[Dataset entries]
+===+
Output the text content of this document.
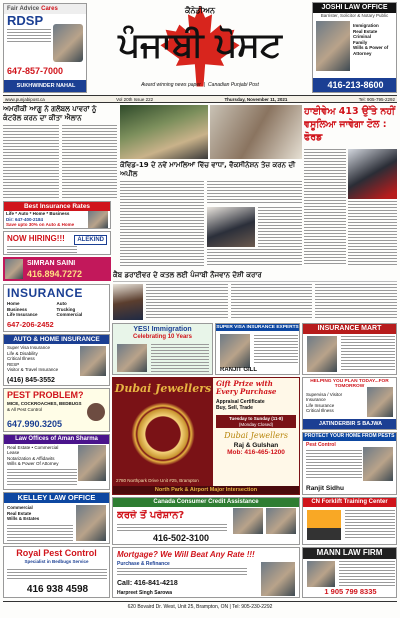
Fair Advice Cares
RDSP
647-857-7000
SUKHWINDER NAHAL
ਕੈਨੇਡੀਅਨ
ਪੰਜਾਬੀ ਪੋਸਟ
Award winning news paper | Canadian Punjabi Post
JOSHI LAW OFFICE
Barrister, Solicitor & Notary Public
Immigration
Real Estate
Criminal
Family
Wills & Power of Attorney
416-213-8600
www.punjabipost.ca	Vol 20th Issue 222	Thursday, November 11, 2021	Tel: 905-795-2292
ਅਮਰੀਕੀ ਆਗੂ ਨੇ ਗਲੋਬਲ ਪਾਵਰਾਂ ਨੂੰ ਕੰਟਰੋਲ ਕਰਨ ਦਾ ਕੀਤਾ ਐਲਾਨ
ਕੋਵਿਡ-19 ਦੇ ਨਵੇਂ ਮਾਮਲਿਆਂ ਵਿੱਚ ਵਾਧਾ, ਵੈਕਸੀਨੇਸ਼ਨ ਤੇਜ਼ ਕਰਨ ਦੀ ਅਪੀਲ
ਹਾਈਵੇਅ 413 ਉੱਤੇ ਨਹੀਂ ਵਸੂਲਿਆ ਜਾਵੇਗਾ ਟੋਲ : ਫੋਰਡ
Best Insurance Rates
Life * Auto * Home * Business
Dir: 647-400-2184
Save upto 30% on Auto & Home
NOW HIRING!!!	ALEKIND
SIMRAN SAINI
416.894.7272	ਕੈਬ ਡਰਾਈਵਰ ਦੇ ਕਤਲ ਲਈ ਪੰਜਾਬੀ ਨੌਜਵਾਨ ਦੋਸ਼ੀ ਕਰਾਰ
INSURANCE
Home	Auto
Business	Trucking
Life Insurance	Commercial
647-206-2452
AUTO & HOME INSURANCE
Super Visa Insurance
Life & Disability
Critical Illness
RESP
Visitor & Travel Insurance
(416) 845-3552
PEST PROBLEM?
MICE, COCKROACHES, BEDBUGS
& All Pest Control
647.990.3205
Law Offices of Aman Sharma
Real Estate • Commercial Lease
Notarization & Affidavits
Wills & Power Of Attorney
KELLEY LAW OFFICE
Commercial
Real Estate
Wills & Estates
Royal Pest Control
Specialist in Bedbugs Service
416 938 4598
YES! Immigration
Celebrating 10 Years
SUPER VISA INSURANCE EXPERTS
RANJIT GILL
Dubai Jewellers
2780 Northpark Drive Unit #25, Brampton
Gift Prize with Every Purchase
Appraisal Certificate
Buy, Sell, Trade
Tuesday to Sunday (11-8)
(Monday Closed)
Dubai Jewellers
Raj & Gulshan
Mob: 416-465-1200
North Park & Airport Major Intersection
Canada Consumer Credit Assistance
ਕਰਜ਼ੇ ਤੋਂ ਪਰੇਸ਼ਾਨ?
416-502-3100
Mortgage? We Will Beat Any Rate !!!
Purchase & Refinance
Call: 416-841-4218
Harpreet Singh Sarowa
INSURANCE MART
HELPING YOU PLAN TODAY...FOR TOMORROW
Supervisa / Visitor Insurance
Life Insurance
Critical Illness
JATINDERBIR S BAJWA
PROTECT YOUR HOME FROM PESTS
Pest Control
Ranjit Sidhu
CN Forklift Training Center
MANN LAW FIRM
1 905 799 8335
620 Bovaird Dr. West, Unit 25, Brampton, ON | Tel: 905-230-2292
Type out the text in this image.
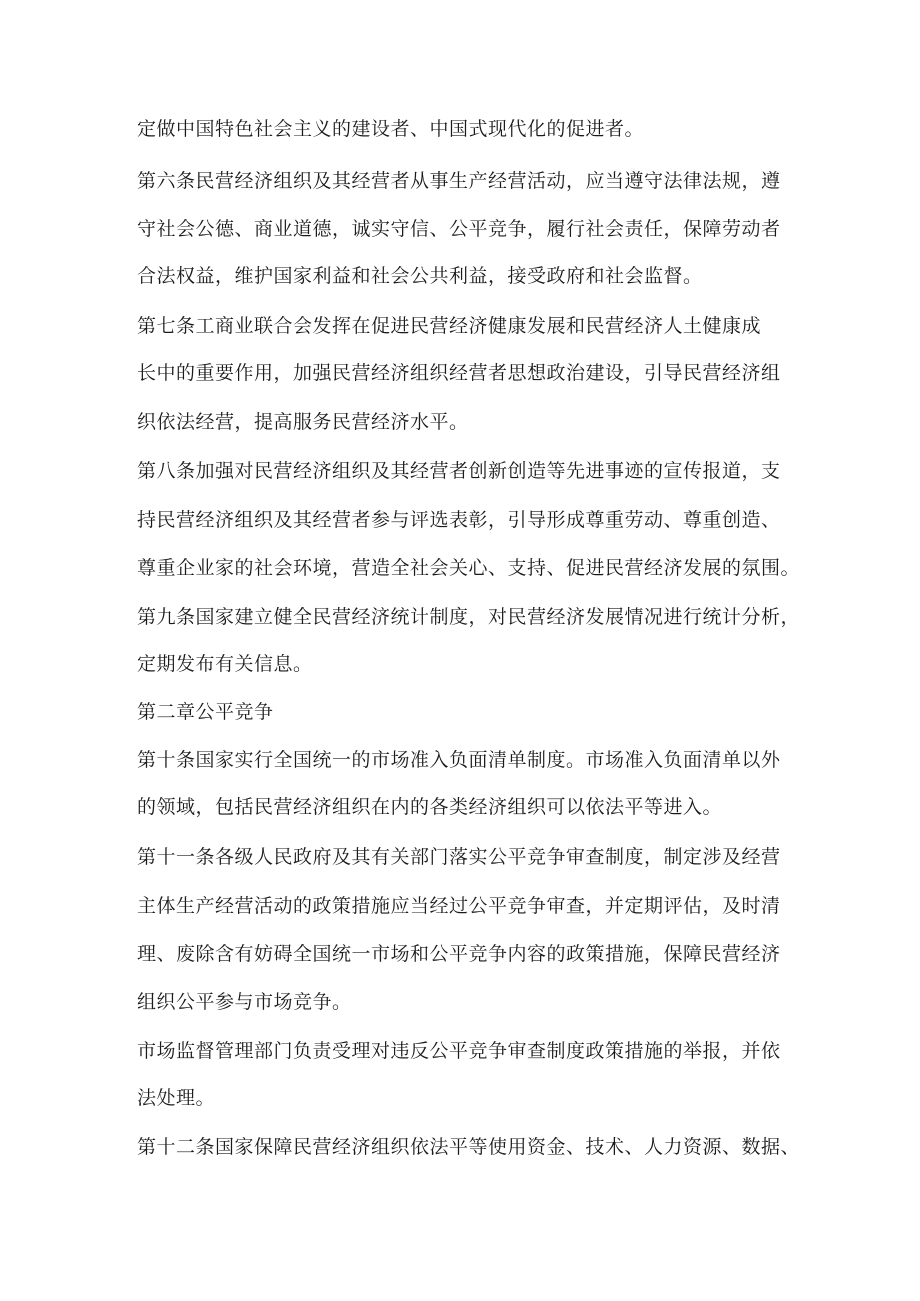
定做中国特色社会主义的建设者、中国式现代化的促进者。
第六条民营经济组织及其经营者从事生产经营活动，应当遵守法律法规，遵
守社会公德、商业道德，诚实守信、公平竞争，履行社会责任，保障劳动者
合法权益，维护国家利益和社会公共利益，接受政府和社会监督。
第七条工商业联合会发挥在促进民营经济健康发展和民营经济人土健康成
长中的重要作用，加强民营经济组织经营者思想政治建设，引导民营经济组
织依法经营，提高服务民营经济水平。
第八条加强对民营经济组织及其经营者创新创造等先进事迹的宣传报道，支
持民营经济组织及其经营者参与评选表彰，引导形成尊重劳动、尊重创造、
尊重企业家的社会环境，营造全社会关心、支持、促进民营经济发展的氛围。
第九条国家建立健全民营经济统计制度，对民营经济发展情况进行统计分析，
定期发布有关信息。
第二章公平竞争
第十条国家实行全国统一的市场准入负面清单制度。市场准入负面清单以外
的领域，包括民营经济组织在内的各类经济组织可以依法平等进入。
第十一条各级人民政府及其有关部门落实公平竞争审查制度，制定涉及经营
主体生产经营活动的政策措施应当经过公平竞争审查，并定期评估，及时清
理、废除含有妨碍全国统一市场和公平竞争内容的政策措施，保障民营经济
组织公平参与市场竞争。
市场监督管理部门负责受理对违反公平竞争审查制度政策措施的举报，并依
法处理。
第十二条国家保障民营经济组织依法平等使用资金、技术、人力资源、数据、
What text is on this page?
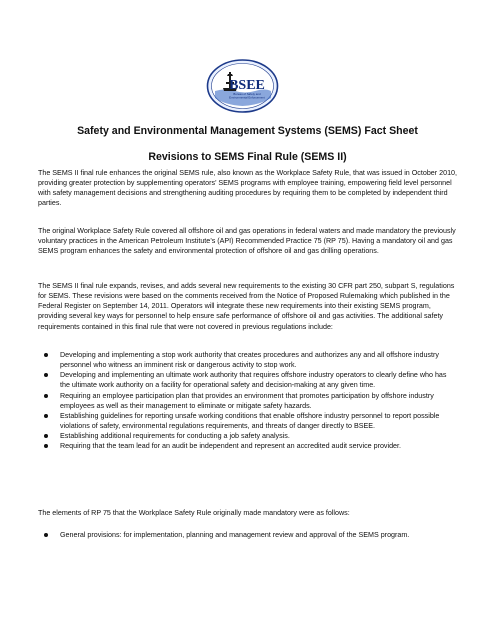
BSEE
Bureau of Safety and
Environmental Enforcement
Safety and Environmental Management Systems (SEMS) Fact Sheet
Revisions to SEMS Final Rule (SEMS II)

The SEMS II final rule enhances the original SEMS rule, also known as the Workplace Safety Rule, that was issued in October 2010, providing greater protection by supplementing operators’ SEMS programs with employee training, empowering field level personnel with safety management decisions and strengthening auditing procedures by requiring them to be completed by independent third parties.

The original Workplace Safety Rule covered all offshore oil and gas operations in federal waters and made mandatory the previously voluntary practices in the American Petroleum Institute’s (API) Recommended Practice 75 (RP 75). Having a mandatory oil and gas SEMS program enhances the safety and environmental protection of offshore oil and gas drilling operations.

The SEMS II final rule expands, revises, and adds several new requirements to the existing 30 CFR part 250, subpart S, regulations for SEMS. These revisions were based on the comments received from the Notice of Proposed Rulemaking which published in the Federal Register on September 14, 2011. Operators will integrate these new requirements into their existing SEMS program, providing several key ways for personnel to help ensure safe performance of offshore oil and gas activities. The additional safety requirements contained in this final rule that were not covered in previous regulations include:

Developing and implementing a stop work authority that creates procedures and authorizes any and all offshore industry personnel who witness an imminent risk or dangerous activity to stop work.
Developing and implementing an ultimate work authority that requires offshore industry operators to clearly define who has the ultimate work authority on a facility for operational safety and decision-making at any given time.
Requiring an employee participation plan that provides an environment that promotes participation by offshore industry employees as well as their management to eliminate or mitigate safety hazards.
Establishing guidelines for reporting unsafe working conditions that enable offshore industry personnel to report possible violations of safety, environmental regulations requirements, and threats of danger directly to BSEE.
Establishing additional requirements for conducting a job safety analysis.
Requiring that the team lead for an audit be independent and represent an accredited audit service provider.

The elements of RP 75 that the Workplace Safety Rule originally made mandatory were as follows:

General provisions: for implementation, planning and management review and approval of the SEMS program.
+===+
Output the data exactly. Pictures don't belong in the result.

Output the text content of this document.
Fair Advice Cares
RDSP
647-857-7000
SUKHWINDER NAHAL
ਕੈਨੇਡੀਅਨ
ਪੰਜਾਬੀ ਪੋਸਟ
Award winning news paper | Canadian Punjabi Post
JOSHI LAW OFFICE
Barrister, Solicitor & Notary Public
Immigration
Real Estate
Criminal
Family
Wills & Power of Attorney
416-213-8600
www.punjabipost.ca	Vol 20th Issue 222	Thursday, November 11, 2021	Tel: 905-795-2292
ਅਮਰੀਕੀ ਆਗੂ ਨੇ ਗਲੋਬਲ ਪਾਵਰਾਂ ਨੂੰ ਕੰਟਰੋਲ ਕਰਨ ਦਾ ਕੀਤਾ ਐਲਾਨ
ਕੋਵਿਡ-19 ਦੇ ਨਵੇਂ ਮਾਮਲਿਆਂ ਵਿੱਚ ਵਾਧਾ, ਵੈਕਸੀਨੇਸ਼ਨ ਤੇਜ਼ ਕਰਨ ਦੀ ਅਪੀਲ
ਹਾਈਵੇਅ 413 ਉੱਤੇ ਨਹੀਂ ਵਸੂਲਿਆ ਜਾਵੇਗਾ ਟੋਲ : ਫੋਰਡ
Best Insurance Rates
Life * Auto * Home * Business
Dir: 647-400-2184
Save upto 30% on Auto & Home
NOW HIRING!!!	ALEKIND
SIMRAN SAINI
416.894.7272	ਕੈਬ ਡਰਾਈਵਰ ਦੇ ਕਤਲ ਲਈ ਪੰਜਾਬੀ ਨੌਜਵਾਨ ਦੋਸ਼ੀ ਕਰਾਰ
INSURANCE
Home	Auto
Business	Trucking
Life Insurance	Commercial
647-206-2452
AUTO & HOME INSURANCE
Super Visa Insurance
Life & Disability
Critical Illness
RESP
Visitor & Travel Insurance
(416) 845-3552
PEST PROBLEM?
MICE, COCKROACHES, BEDBUGS
& All Pest Control
647.990.3205
Law Offices of Aman Sharma
Real Estate • Commercial Lease
Notarization & Affidavits
Wills & Power Of Attorney
KELLEY LAW OFFICE
Commercial
Real Estate
Wills & Estates
Royal Pest Control
Specialist in Bedbugs Service
416 938 4598
YES! Immigration
Celebrating 10 Years
SUPER VISA INSURANCE EXPERTS
RANJIT GILL
Dubai Jewellers
2780 Northpark Drive Unit #25, Brampton
Gift Prize with Every Purchase
Appraisal Certificate
Buy, Sell, Trade
Tuesday to Sunday (11-8)
(Monday Closed)
Dubai Jewellers
Raj & Gulshan
Mob: 416-465-1200
North Park & Airport Major Intersection
Canada Consumer Credit Assistance
ਕਰਜ਼ੇ ਤੋਂ ਪਰੇਸ਼ਾਨ?
416-502-3100
Mortgage? We Will Beat Any Rate !!!
Purchase & Refinance
Call: 416-841-4218
Harpreet Singh Sarowa
INSURANCE MART
HELPING YOU PLAN TODAY...FOR TOMORROW
Supervisa / Visitor Insurance
Life Insurance
Critical Illness
JATINDERBIR S BAJWA
PROTECT YOUR HOME FROM PESTS
Pest Control
Ranjit Sidhu
CN Forklift Training Center
MANN LAW FIRM
1 905 799 8335
620 Bovaird Dr. West, Unit 25, Brampton, ON | Tel: 905-230-2292
Type out the text in this image.
定做中国特色社会主义的建设者、中国式现代化的促进者。
第六条民营经济组织及其经营者从事生产经营活动，应当遵守法律法规，遵
守社会公德、商业道德，诚实守信、公平竞争，履行社会责任，保障劳动者
合法权益，维护国家利益和社会公共利益，接受政府和社会监督。
第七条工商业联合会发挥在促进民营经济健康发展和民营经济人土健康成
长中的重要作用，加强民营经济组织经营者思想政治建设，引导民营经济组
织依法经营，提高服务民营经济水平。
第八条加强对民营经济组织及其经营者创新创造等先进事迹的宣传报道，支
持民营经济组织及其经营者参与评选表彰，引导形成尊重劳动、尊重创造、
尊重企业家的社会环境，营造全社会关心、支持、促进民营经济发展的氛围。
第九条国家建立健全民营经济统计制度，对民营经济发展情况进行统计分析，
定期发布有关信息。
第二章公平竞争
第十条国家实行全国统一的市场准入负面清单制度。市场准入负面清单以外
的领域，包括民营经济组织在内的各类经济组织可以依法平等进入。
第十一条各级人民政府及其有关部门落实公平竞争审查制度，制定涉及经营
主体生产经营活动的政策措施应当经过公平竞争审查，并定期评估，及时清
理、废除含有妨碍全国统一市场和公平竞争内容的政策措施，保障民营经济
组织公平参与市场竞争。
市场监督管理部门负责受理对违反公平竞争审查制度政策措施的举报，并依
法处理。
第十二条国家保障民营经济组织依法平等使用资金、技术、人力资源、数据、
What text is on this page?
BSEE
Bureau of Safety and
Environmental Enforcement
Safety and Environmental Management Systems (SEMS) Fact Sheet
Revisions to SEMS Final Rule (SEMS II)

The SEMS II final rule enhances the original SEMS rule, also known as the Workplace Safety Rule, that was issued in October 2010, providing greater protection by supplementing operators’ SEMS programs with employee training, empowering field level personnel with safety management decisions and strengthening auditing procedures by requiring them to be completed by independent third parties.

The original Workplace Safety Rule covered all offshore oil and gas operations in federal waters and made mandatory the previously voluntary practices in the American Petroleum Institute’s (API) Recommended Practice 75 (RP 75). Having a mandatory oil and gas SEMS program enhances the safety and environmental protection of offshore oil and gas drilling operations.

The SEMS II final rule expands, revises, and adds several new requirements to the existing 30 CFR part 250, subpart S, regulations for SEMS. These revisions were based on the comments received from the Notice of Proposed Rulemaking which published in the Federal Register on September 14, 2011. Operators will integrate these new requirements into their existing SEMS program, providing several key ways for personnel to help ensure safe performance of offshore oil and gas activities. The additional safety requirements contained in this final rule that were not covered in previous regulations include:

Developing and implementing a stop work authority that creates procedures and authorizes any and all offshore industry personnel who witness an imminent risk or dangerous activity to stop work.
Developing and implementing an ultimate work authority that requires offshore industry operators to clearly define who has the ultimate work authority on a facility for operational safety and decision-making at any given time.
Requiring an employee participation plan that provides an environment that promotes participation by offshore industry employees as well as their management to eliminate or mitigate safety hazards.
Establishing guidelines for reporting unsafe working conditions that enable offshore industry personnel to report possible violations of safety, environmental regulations requirements, and threats of danger directly to BSEE.
Establishing additional requirements for conducting a job safety analysis.
Requiring that the team lead for an audit be independent and represent an accredited audit service provider.

The elements of RP 75 that the Workplace Safety Rule originally made mandatory were as follows:

General provisions: for implementation, planning and management review and approval of the SEMS program.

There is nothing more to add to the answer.